# Directions
Reproduce all the material exactly, minus any pictures it holds.

--- Dataset extract ---

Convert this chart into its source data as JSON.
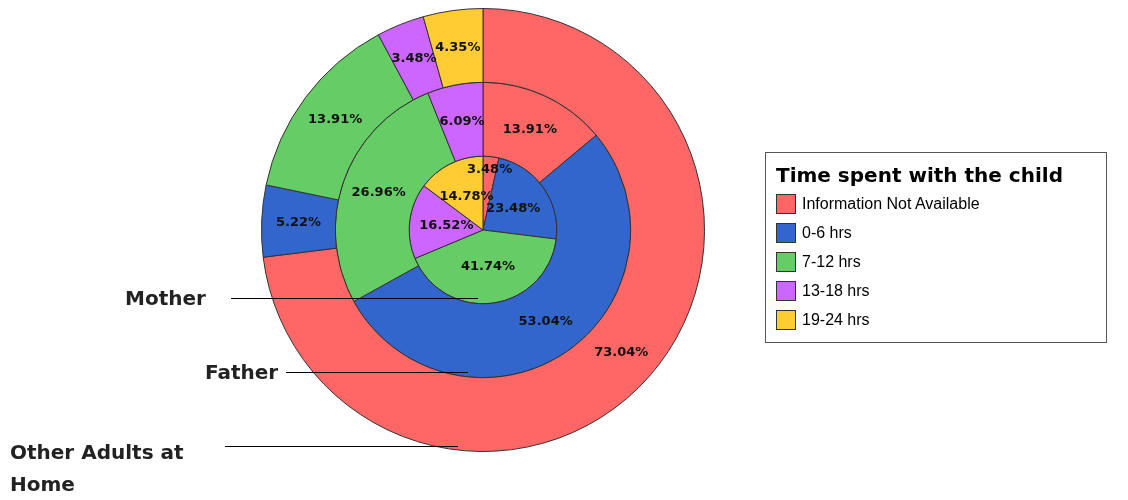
{
  "chart_data": {
    "type": "donut",
    "legend_title": "Time spent with the child",
    "legend": "right",
    "categories": [
      "Information Not Available",
      "0-6 hrs",
      "7-12 hrs",
      "13-18 hrs",
      "19-24 hrs"
    ],
    "colors": [
      "#ff6666",
      "#3366cc",
      "#66cc66",
      "#cc66ff",
      "#ffcc33"
    ],
    "series": [
      {
        "name": "Mother",
        "values": [
          3.48,
          23.48,
          41.74,
          16.52,
          14.78
        ],
        "value_labels": [
          "3.48%",
          "23.48%",
          "41.74%",
          "16.52%",
          "14.78%"
        ]
      },
      {
        "name": "Father",
        "values": [
          13.91,
          53.04,
          26.96,
          6.09,
          0
        ],
        "value_labels": [
          "13.91%",
          "53.04%",
          "26.96%",
          "6.09%",
          null
        ]
      },
      {
        "name": "Other Adults at Home",
        "values": [
          73.04,
          5.22,
          13.91,
          3.48,
          4.35
        ],
        "value_labels": [
          "73.04%",
          "5.22%",
          "13.91%",
          "3.48%",
          "4.35%"
        ]
      }
    ]
  }
}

---

# Response to the task
Convert this chart into its source data as JSON.
{
  "chart_data": {
    "type": "donut",
    "legend_title": "Time spent with the child",
    "legend": "right",
    "categories": [
      "Information Not Available",
      "0-6 hrs",
      "7-12 hrs",
      "13-18 hrs",
      "19-24 hrs"
    ],
    "colors": [
      "#ff6666",
      "#3366cc",
      "#66cc66",
      "#cc66ff",
      "#ffcc33"
    ],
    "series": [
      {
        "name": "Mother",
        "values": [
          3.48,
          23.48,
          41.74,
          16.52,
          14.78
        ],
        "value_labels": [
          "3.48%",
          "23.48%",
          "41.74%",
          "16.52%",
          "14.78%"
        ]
      },
      {
        "name": "Father",
        "values": [
          13.91,
          53.04,
          26.96,
          6.09,
          0
        ],
        "value_labels": [
          "13.91%",
          "53.04%",
          "26.96%",
          "6.09%",
          null
        ]
      },
      {
        "name": "Other Adults at Home",
        "values": [
          73.04,
          5.22,
          13.91,
          3.48,
          4.35
        ],
        "value_labels": [
          "73.04%",
          "5.22%",
          "13.91%",
          "3.48%",
          "4.35%"
        ]
      }
    ]
  }
}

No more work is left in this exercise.